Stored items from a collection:
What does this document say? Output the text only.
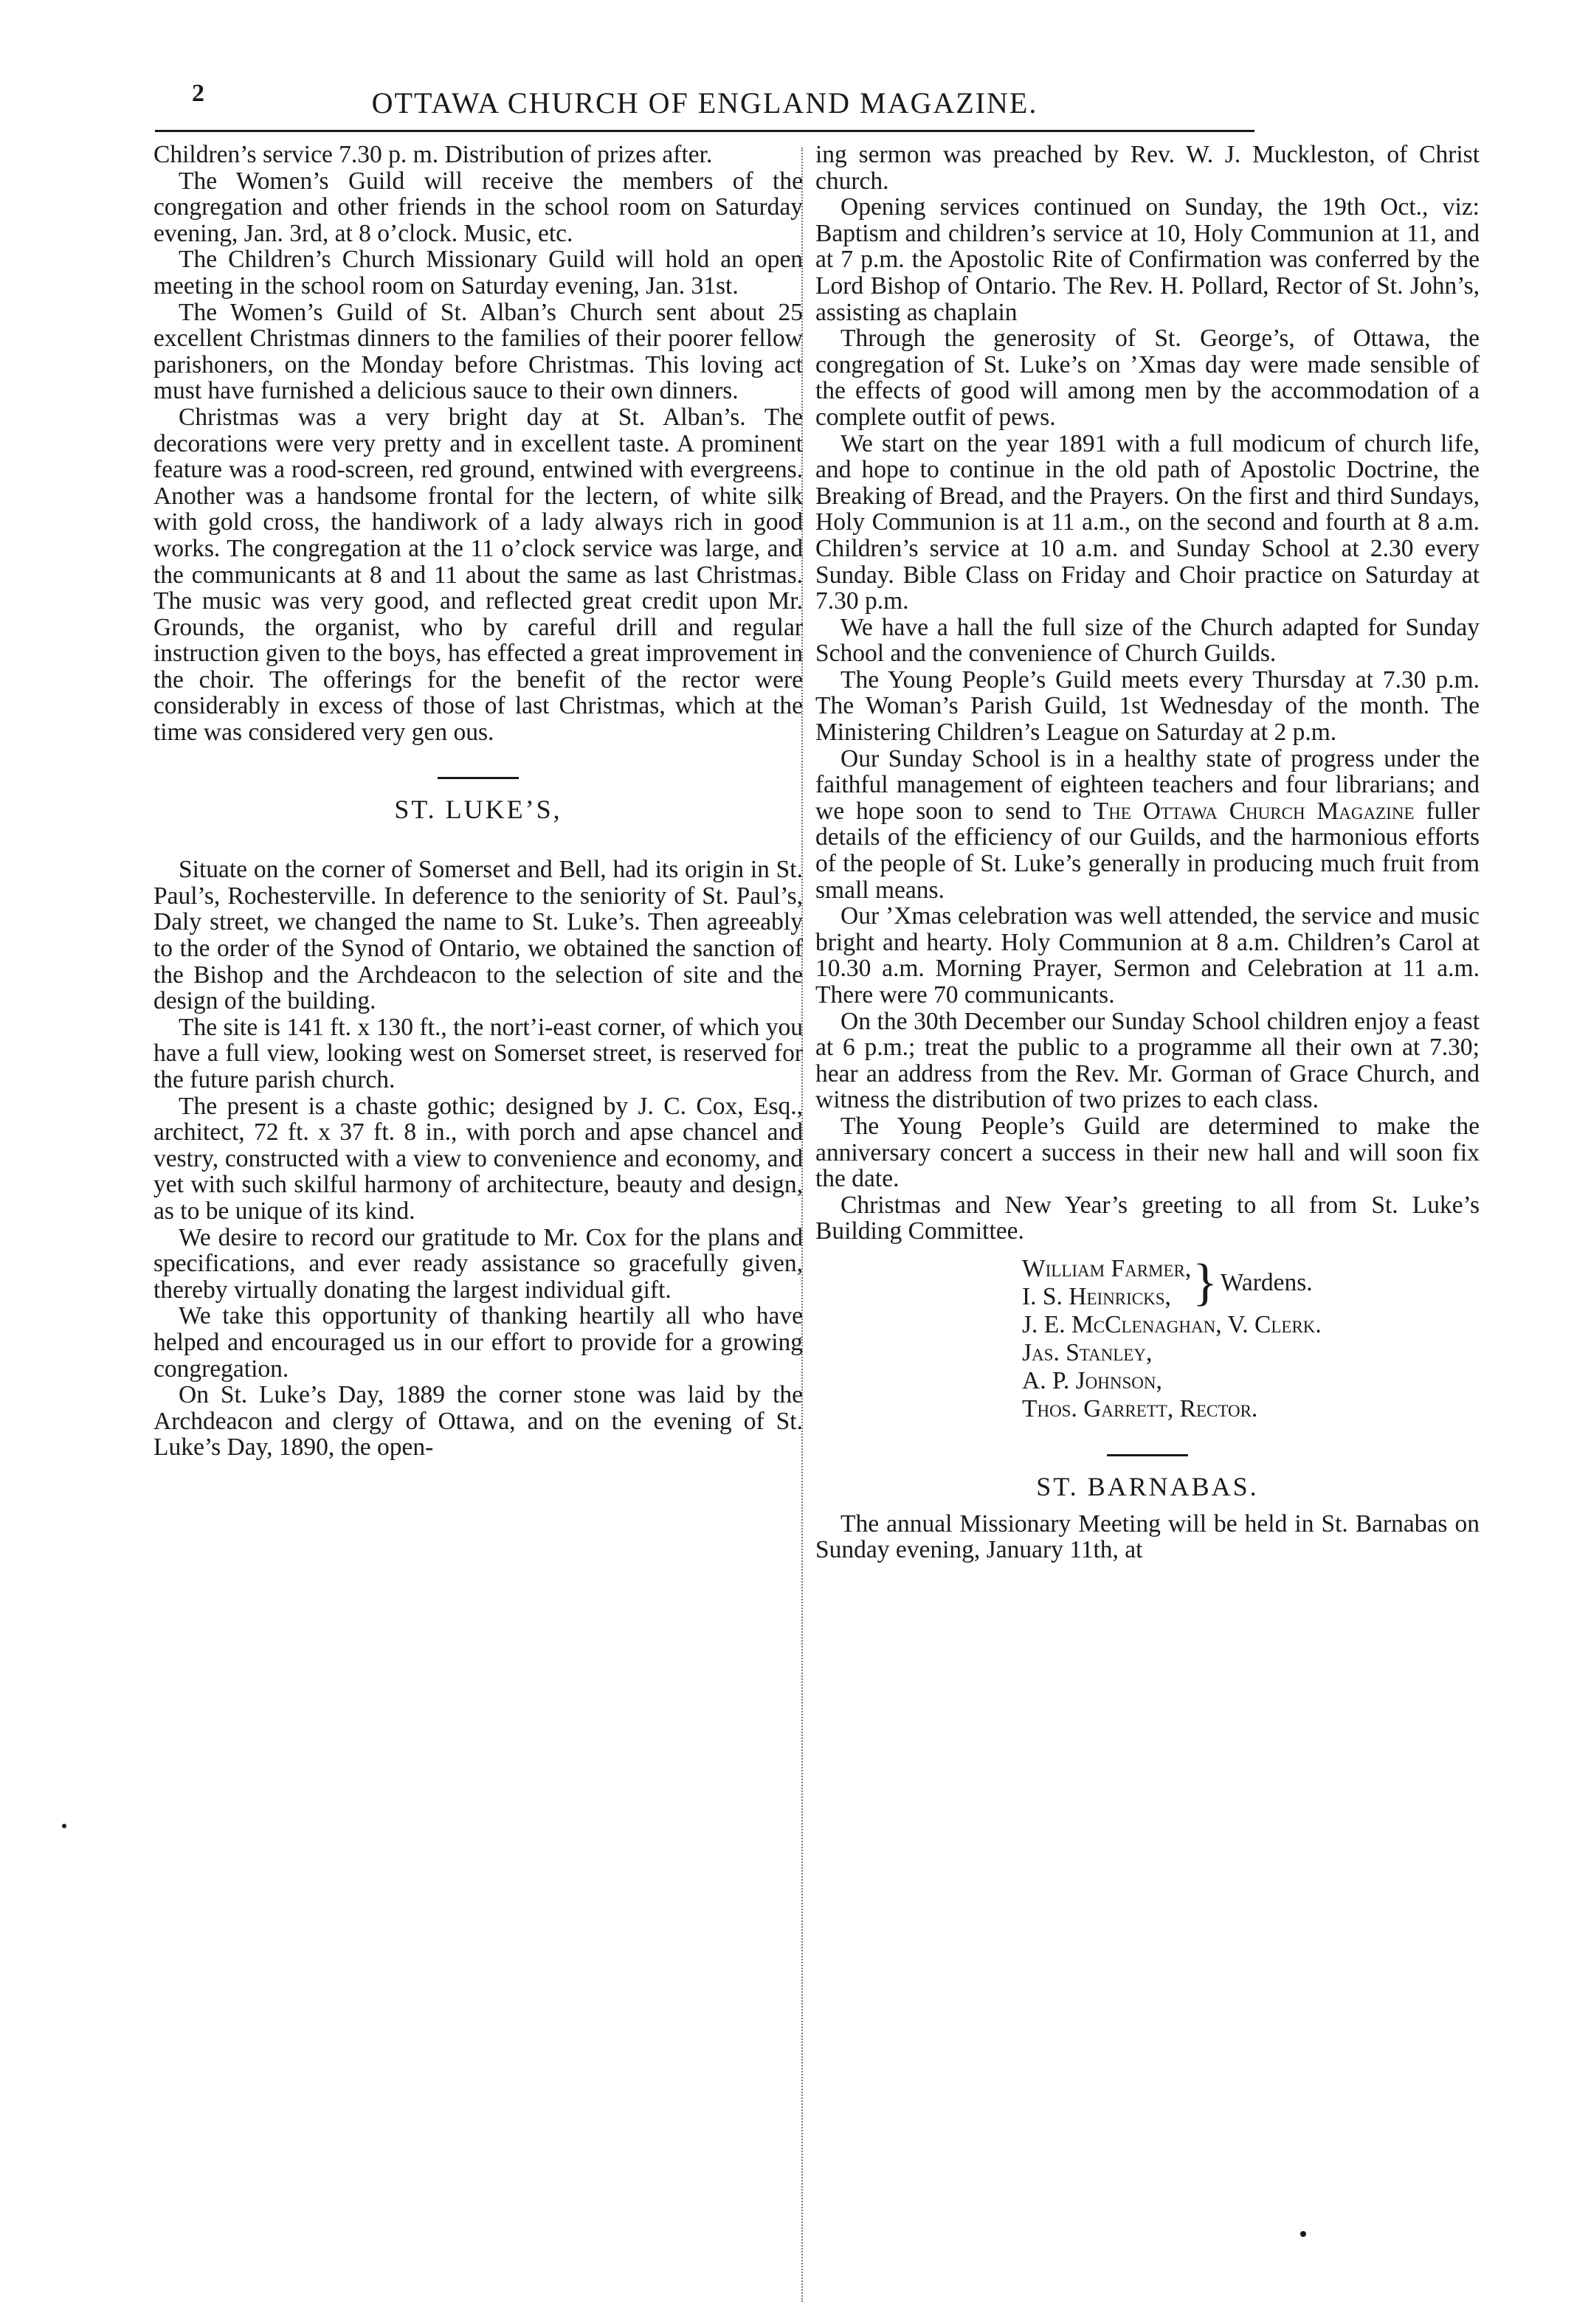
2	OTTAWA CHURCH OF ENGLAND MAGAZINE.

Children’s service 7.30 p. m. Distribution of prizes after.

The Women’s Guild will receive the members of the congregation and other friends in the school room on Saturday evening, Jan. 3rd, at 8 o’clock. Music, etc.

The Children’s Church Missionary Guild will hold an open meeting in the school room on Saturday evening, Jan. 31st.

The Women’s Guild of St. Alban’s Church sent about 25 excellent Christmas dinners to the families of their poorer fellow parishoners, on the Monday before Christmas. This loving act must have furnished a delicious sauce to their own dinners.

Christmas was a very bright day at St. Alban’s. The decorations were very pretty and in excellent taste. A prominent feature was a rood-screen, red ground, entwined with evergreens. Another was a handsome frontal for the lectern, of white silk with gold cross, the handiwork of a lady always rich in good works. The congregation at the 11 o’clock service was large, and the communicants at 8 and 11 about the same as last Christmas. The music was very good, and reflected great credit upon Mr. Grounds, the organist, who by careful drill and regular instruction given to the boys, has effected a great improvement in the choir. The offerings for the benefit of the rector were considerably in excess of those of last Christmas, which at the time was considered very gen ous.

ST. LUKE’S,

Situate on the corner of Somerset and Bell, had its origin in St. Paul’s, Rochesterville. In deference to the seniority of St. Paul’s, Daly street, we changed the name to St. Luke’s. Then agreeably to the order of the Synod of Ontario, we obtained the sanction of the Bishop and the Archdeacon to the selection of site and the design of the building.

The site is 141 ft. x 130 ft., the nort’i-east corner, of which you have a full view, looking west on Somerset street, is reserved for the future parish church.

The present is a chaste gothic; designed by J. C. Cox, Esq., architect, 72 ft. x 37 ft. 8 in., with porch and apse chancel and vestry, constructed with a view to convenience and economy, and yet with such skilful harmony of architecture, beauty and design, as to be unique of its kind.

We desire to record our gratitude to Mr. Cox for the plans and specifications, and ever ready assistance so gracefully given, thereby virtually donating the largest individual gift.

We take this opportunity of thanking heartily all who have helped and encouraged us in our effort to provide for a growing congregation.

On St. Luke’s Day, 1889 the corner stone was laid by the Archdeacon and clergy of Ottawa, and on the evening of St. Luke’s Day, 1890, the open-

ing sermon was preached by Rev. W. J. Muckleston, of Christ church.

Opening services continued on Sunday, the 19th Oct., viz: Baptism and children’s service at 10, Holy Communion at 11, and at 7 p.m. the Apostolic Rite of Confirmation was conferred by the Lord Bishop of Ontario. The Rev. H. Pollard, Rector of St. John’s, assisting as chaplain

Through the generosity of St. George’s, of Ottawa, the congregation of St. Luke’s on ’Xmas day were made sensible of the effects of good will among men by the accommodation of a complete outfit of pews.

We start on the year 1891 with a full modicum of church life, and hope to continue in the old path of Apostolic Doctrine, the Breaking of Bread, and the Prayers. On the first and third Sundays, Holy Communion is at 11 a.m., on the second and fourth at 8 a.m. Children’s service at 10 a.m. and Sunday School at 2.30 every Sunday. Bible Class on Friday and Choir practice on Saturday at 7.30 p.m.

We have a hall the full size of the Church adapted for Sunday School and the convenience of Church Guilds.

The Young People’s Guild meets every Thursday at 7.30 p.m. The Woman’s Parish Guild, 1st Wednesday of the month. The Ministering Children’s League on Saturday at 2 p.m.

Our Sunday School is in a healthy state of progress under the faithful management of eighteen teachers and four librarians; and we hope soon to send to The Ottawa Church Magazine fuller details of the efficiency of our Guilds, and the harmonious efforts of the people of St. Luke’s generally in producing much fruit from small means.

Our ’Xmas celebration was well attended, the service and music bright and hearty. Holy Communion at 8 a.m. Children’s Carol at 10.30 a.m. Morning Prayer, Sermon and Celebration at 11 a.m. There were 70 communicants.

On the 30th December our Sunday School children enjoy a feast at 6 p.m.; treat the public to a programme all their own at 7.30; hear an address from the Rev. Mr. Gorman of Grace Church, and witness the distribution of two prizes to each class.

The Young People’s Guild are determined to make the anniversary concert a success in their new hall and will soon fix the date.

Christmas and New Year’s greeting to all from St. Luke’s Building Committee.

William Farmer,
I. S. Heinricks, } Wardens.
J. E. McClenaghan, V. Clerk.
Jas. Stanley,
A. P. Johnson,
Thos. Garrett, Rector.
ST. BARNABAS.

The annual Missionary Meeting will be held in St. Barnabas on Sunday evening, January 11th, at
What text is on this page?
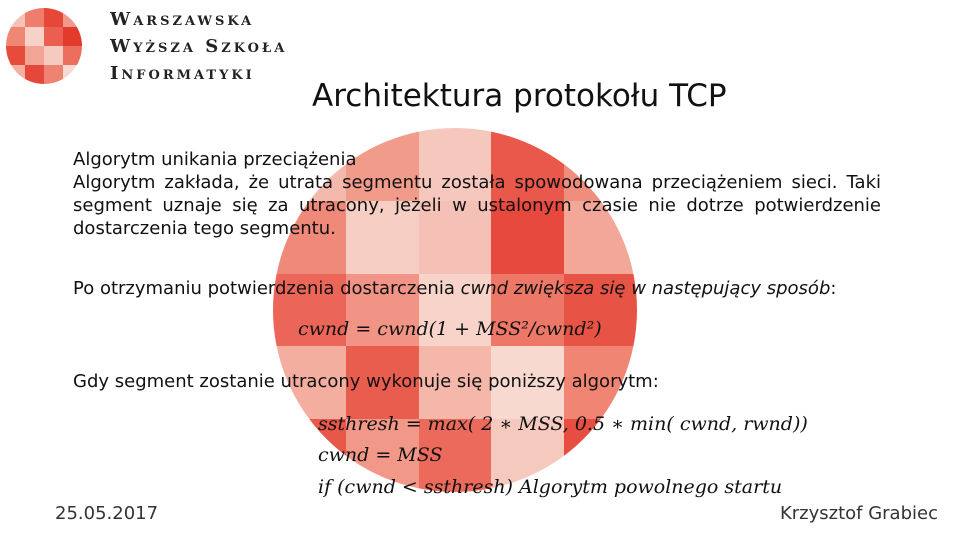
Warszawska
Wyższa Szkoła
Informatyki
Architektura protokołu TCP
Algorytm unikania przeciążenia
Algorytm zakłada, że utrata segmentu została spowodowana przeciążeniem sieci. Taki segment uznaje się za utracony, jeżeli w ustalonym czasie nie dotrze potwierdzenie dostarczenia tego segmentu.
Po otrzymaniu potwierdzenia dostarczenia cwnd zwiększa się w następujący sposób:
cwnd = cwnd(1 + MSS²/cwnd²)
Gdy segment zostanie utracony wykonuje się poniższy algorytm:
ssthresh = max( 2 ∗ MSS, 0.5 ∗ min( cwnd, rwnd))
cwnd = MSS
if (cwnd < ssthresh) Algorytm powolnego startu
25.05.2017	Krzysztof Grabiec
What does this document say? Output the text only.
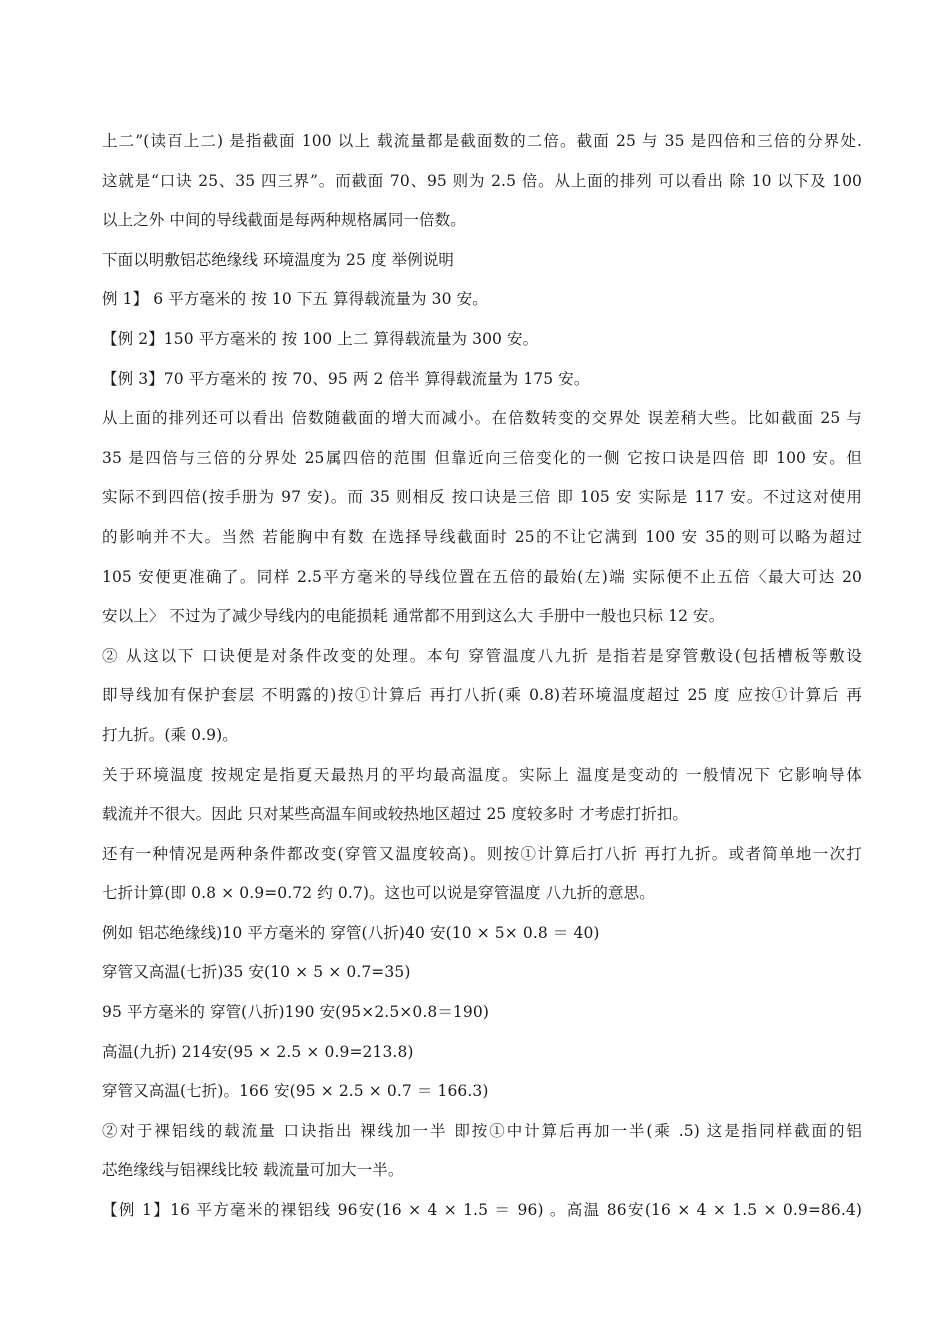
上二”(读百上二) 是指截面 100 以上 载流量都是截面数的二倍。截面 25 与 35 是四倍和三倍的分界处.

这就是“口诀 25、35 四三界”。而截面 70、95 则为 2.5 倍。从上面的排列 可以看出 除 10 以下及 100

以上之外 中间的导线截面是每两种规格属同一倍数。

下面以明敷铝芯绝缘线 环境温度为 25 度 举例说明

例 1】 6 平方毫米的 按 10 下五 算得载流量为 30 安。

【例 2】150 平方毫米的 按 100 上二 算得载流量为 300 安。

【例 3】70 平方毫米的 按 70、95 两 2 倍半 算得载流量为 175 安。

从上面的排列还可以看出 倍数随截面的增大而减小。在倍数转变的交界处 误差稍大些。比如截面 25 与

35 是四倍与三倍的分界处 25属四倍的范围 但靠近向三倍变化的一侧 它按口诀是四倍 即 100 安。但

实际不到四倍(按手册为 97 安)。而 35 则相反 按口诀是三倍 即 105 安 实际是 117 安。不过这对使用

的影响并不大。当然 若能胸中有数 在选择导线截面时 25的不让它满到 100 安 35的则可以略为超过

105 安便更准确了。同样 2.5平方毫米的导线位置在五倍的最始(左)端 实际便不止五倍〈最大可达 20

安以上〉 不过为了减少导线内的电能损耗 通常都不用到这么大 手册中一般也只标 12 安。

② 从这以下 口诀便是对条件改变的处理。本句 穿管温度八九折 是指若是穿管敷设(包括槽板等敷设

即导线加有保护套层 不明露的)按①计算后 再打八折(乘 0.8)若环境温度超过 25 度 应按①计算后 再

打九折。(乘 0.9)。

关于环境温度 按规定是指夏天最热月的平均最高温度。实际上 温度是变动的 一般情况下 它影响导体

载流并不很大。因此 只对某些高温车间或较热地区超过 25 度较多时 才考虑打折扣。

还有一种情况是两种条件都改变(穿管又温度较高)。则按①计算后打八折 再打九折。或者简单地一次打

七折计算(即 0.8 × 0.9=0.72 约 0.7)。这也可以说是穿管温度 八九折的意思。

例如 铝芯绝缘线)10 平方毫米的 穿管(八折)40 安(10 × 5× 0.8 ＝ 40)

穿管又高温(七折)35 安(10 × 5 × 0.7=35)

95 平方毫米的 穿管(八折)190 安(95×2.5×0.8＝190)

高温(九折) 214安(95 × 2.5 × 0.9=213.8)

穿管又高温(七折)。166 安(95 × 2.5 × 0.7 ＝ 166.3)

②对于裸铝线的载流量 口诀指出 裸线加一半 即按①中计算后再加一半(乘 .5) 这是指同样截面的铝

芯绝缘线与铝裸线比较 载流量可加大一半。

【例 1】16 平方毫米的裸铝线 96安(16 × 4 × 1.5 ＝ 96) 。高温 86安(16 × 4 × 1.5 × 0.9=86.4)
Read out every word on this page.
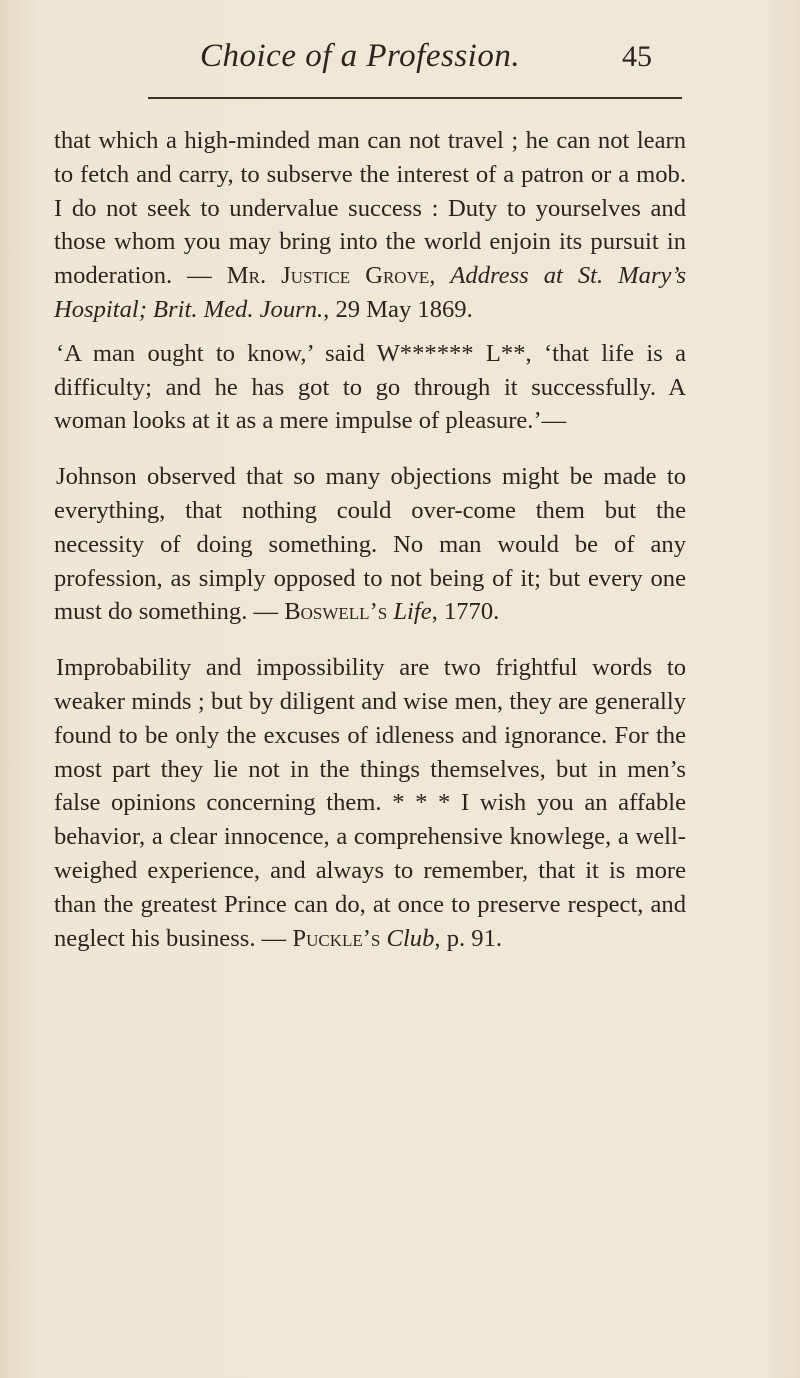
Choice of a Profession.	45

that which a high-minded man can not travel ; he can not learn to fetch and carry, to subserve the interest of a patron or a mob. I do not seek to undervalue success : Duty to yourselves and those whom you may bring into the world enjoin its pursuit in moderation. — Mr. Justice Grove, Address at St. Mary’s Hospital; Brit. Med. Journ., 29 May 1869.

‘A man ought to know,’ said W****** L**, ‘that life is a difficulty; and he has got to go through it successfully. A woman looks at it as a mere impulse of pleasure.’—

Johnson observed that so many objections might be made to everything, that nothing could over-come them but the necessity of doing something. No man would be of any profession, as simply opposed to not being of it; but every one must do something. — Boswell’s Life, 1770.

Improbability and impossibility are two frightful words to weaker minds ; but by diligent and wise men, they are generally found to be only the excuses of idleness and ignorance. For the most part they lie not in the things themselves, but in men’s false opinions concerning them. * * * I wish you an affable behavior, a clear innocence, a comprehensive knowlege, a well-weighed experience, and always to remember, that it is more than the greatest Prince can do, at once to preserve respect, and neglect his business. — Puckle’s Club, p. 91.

_Challenge:_ Show every line from the entries above in which the word "must" appears.

_Completed exercise:_
The Women’s Guild of St. Alban’s Church sent about 25 excellent Christmas dinners to the families of their poorer fellow parishoners, on the Monday before Christmas. This loving act must have furnished a delicious sauce to their own dinners.
Johnson observed that so many objections might be made to everything, that nothing could over-come them but the necessity of doing something. No man would be of any profession, as simply opposed to not being of it; but every one must do something. — Boswell’s Life, 1770.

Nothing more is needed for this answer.